Rows from a figure dataset:
— begin —

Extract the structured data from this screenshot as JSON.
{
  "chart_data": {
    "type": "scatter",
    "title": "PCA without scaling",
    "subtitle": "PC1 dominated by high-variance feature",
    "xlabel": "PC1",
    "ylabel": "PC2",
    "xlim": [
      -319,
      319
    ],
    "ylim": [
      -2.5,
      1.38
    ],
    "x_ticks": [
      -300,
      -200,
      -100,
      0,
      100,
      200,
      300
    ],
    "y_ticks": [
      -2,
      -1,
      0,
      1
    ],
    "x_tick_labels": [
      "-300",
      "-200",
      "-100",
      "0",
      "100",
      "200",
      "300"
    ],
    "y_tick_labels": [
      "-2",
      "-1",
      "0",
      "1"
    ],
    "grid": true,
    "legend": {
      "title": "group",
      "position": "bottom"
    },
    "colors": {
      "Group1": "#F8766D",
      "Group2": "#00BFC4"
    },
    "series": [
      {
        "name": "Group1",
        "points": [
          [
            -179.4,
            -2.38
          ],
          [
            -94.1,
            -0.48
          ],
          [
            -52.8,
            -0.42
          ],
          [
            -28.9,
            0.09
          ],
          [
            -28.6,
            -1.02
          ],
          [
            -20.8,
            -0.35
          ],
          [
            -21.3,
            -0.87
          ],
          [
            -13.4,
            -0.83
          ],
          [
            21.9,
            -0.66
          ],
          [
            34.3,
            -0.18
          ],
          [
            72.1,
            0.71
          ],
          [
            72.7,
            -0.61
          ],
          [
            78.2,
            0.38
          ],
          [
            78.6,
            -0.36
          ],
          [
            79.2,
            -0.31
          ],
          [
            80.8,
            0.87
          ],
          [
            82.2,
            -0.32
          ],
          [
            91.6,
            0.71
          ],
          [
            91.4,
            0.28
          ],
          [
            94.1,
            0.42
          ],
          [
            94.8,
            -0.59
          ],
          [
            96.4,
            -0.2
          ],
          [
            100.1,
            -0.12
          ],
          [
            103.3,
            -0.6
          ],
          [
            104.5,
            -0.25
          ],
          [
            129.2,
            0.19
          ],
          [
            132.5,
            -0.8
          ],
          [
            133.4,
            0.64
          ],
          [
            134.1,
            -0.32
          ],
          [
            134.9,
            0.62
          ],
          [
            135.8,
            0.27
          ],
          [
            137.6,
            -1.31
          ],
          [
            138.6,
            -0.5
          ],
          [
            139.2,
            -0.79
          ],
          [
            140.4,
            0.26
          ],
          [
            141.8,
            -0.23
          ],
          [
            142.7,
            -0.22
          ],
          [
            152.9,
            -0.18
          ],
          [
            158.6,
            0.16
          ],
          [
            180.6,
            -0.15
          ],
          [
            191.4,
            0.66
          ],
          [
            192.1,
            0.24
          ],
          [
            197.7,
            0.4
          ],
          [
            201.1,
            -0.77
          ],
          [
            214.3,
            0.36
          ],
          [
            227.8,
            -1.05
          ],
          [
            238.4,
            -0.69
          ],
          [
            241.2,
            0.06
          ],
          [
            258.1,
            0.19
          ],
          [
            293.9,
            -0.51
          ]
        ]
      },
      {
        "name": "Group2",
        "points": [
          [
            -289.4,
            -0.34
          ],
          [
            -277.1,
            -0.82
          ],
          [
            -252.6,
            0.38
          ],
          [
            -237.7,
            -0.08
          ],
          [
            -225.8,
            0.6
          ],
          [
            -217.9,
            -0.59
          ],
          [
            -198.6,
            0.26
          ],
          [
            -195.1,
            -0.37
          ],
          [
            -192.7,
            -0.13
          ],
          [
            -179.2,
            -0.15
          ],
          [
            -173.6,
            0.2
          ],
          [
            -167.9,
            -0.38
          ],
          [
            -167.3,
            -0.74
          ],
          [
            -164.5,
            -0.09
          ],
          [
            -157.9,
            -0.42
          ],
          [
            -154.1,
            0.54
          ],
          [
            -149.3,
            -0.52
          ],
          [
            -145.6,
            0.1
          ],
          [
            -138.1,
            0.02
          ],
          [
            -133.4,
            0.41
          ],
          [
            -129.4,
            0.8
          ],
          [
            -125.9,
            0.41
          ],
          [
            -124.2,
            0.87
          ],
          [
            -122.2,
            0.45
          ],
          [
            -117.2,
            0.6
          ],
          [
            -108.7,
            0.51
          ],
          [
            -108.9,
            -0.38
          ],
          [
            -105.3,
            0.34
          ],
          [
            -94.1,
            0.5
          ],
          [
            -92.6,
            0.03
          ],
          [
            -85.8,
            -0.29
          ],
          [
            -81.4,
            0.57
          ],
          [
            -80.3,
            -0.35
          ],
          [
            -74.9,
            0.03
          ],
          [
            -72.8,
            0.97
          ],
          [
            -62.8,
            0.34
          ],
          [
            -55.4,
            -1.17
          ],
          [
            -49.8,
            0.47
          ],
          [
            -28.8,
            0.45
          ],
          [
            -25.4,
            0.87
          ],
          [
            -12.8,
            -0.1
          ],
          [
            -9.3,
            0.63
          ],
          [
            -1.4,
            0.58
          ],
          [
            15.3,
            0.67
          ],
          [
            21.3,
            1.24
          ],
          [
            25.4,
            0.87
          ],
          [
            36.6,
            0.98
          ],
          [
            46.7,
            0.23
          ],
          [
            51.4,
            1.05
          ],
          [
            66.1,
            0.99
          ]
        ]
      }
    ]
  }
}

— end —

[Instructions for the task]: Make a verbatim copy of every entry shown above.

[Result of the exercise]:
Extract the structured data from this screenshot as JSON.
{
  "chart_data": {
    "type": "scatter",
    "title": "PCA without scaling",
    "subtitle": "PC1 dominated by high-variance feature",
    "xlabel": "PC1",
    "ylabel": "PC2",
    "xlim": [
      -319,
      319
    ],
    "ylim": [
      -2.5,
      1.38
    ],
    "x_ticks": [
      -300,
      -200,
      -100,
      0,
      100,
      200,
      300
    ],
    "y_ticks": [
      -2,
      -1,
      0,
      1
    ],
    "x_tick_labels": [
      "-300",
      "-200",
      "-100",
      "0",
      "100",
      "200",
      "300"
    ],
    "y_tick_labels": [
      "-2",
      "-1",
      "0",
      "1"
    ],
    "grid": true,
    "legend": {
      "title": "group",
      "position": "bottom"
    },
    "colors": {
      "Group1": "#F8766D",
      "Group2": "#00BFC4"
    },
    "series": [
      {
        "name": "Group1",
        "points": [
          [
            -179.4,
            -2.38
          ],
          [
            -94.1,
            -0.48
          ],
          [
            -52.8,
            -0.42
          ],
          [
            -28.9,
            0.09
          ],
          [
            -28.6,
            -1.02
          ],
          [
            -20.8,
            -0.35
          ],
          [
            -21.3,
            -0.87
          ],
          [
            -13.4,
            -0.83
          ],
          [
            21.9,
            -0.66
          ],
          [
            34.3,
            -0.18
          ],
          [
            72.1,
            0.71
          ],
          [
            72.7,
            -0.61
          ],
          [
            78.2,
            0.38
          ],
          [
            78.6,
            -0.36
          ],
          [
            79.2,
            -0.31
          ],
          [
            80.8,
            0.87
          ],
          [
            82.2,
            -0.32
          ],
          [
            91.6,
            0.71
          ],
          [
            91.4,
            0.28
          ],
          [
            94.1,
            0.42
          ],
          [
            94.8,
            -0.59
          ],
          [
            96.4,
            -0.2
          ],
          [
            100.1,
            -0.12
          ],
          [
            103.3,
            -0.6
          ],
          [
            104.5,
            -0.25
          ],
          [
            129.2,
            0.19
          ],
          [
            132.5,
            -0.8
          ],
          [
            133.4,
            0.64
          ],
          [
            134.1,
            -0.32
          ],
          [
            134.9,
            0.62
          ],
          [
            135.8,
            0.27
          ],
          [
            137.6,
            -1.31
          ],
          [
            138.6,
            -0.5
          ],
          [
            139.2,
            -0.79
          ],
          [
            140.4,
            0.26
          ],
          [
            141.8,
            -0.23
          ],
          [
            142.7,
            -0.22
          ],
          [
            152.9,
            -0.18
          ],
          [
            158.6,
            0.16
          ],
          [
            180.6,
            -0.15
          ],
          [
            191.4,
            0.66
          ],
          [
            192.1,
            0.24
          ],
          [
            197.7,
            0.4
          ],
          [
            201.1,
            -0.77
          ],
          [
            214.3,
            0.36
          ],
          [
            227.8,
            -1.05
          ],
          [
            238.4,
            -0.69
          ],
          [
            241.2,
            0.06
          ],
          [
            258.1,
            0.19
          ],
          [
            293.9,
            -0.51
          ]
        ]
      },
      {
        "name": "Group2",
        "points": [
          [
            -289.4,
            -0.34
          ],
          [
            -277.1,
            -0.82
          ],
          [
            -252.6,
            0.38
          ],
          [
            -237.7,
            -0.08
          ],
          [
            -225.8,
            0.6
          ],
          [
            -217.9,
            -0.59
          ],
          [
            -198.6,
            0.26
          ],
          [
            -195.1,
            -0.37
          ],
          [
            -192.7,
            -0.13
          ],
          [
            -179.2,
            -0.15
          ],
          [
            -173.6,
            0.2
          ],
          [
            -167.9,
            -0.38
          ],
          [
            -167.3,
            -0.74
          ],
          [
            -164.5,
            -0.09
          ],
          [
            -157.9,
            -0.42
          ],
          [
            -154.1,
            0.54
          ],
          [
            -149.3,
            -0.52
          ],
          [
            -145.6,
            0.1
          ],
          [
            -138.1,
            0.02
          ],
          [
            -133.4,
            0.41
          ],
          [
            -129.4,
            0.8
          ],
          [
            -125.9,
            0.41
          ],
          [
            -124.2,
            0.87
          ],
          [
            -122.2,
            0.45
          ],
          [
            -117.2,
            0.6
          ],
          [
            -108.7,
            0.51
          ],
          [
            -108.9,
            -0.38
          ],
          [
            -105.3,
            0.34
          ],
          [
            -94.1,
            0.5
          ],
          [
            -92.6,
            0.03
          ],
          [
            -85.8,
            -0.29
          ],
          [
            -81.4,
            0.57
          ],
          [
            -80.3,
            -0.35
          ],
          [
            -74.9,
            0.03
          ],
          [
            -72.8,
            0.97
          ],
          [
            -62.8,
            0.34
          ],
          [
            -55.4,
            -1.17
          ],
          [
            -49.8,
            0.47
          ],
          [
            -28.8,
            0.45
          ],
          [
            -25.4,
            0.87
          ],
          [
            -12.8,
            -0.1
          ],
          [
            -9.3,
            0.63
          ],
          [
            -1.4,
            0.58
          ],
          [
            15.3,
            0.67
          ],
          [
            21.3,
            1.24
          ],
          [
            25.4,
            0.87
          ],
          [
            36.6,
            0.98
          ],
          [
            46.7,
            0.23
          ],
          [
            51.4,
            1.05
          ],
          [
            66.1,
            0.99
          ]
        ]
      }
    ]
  }
}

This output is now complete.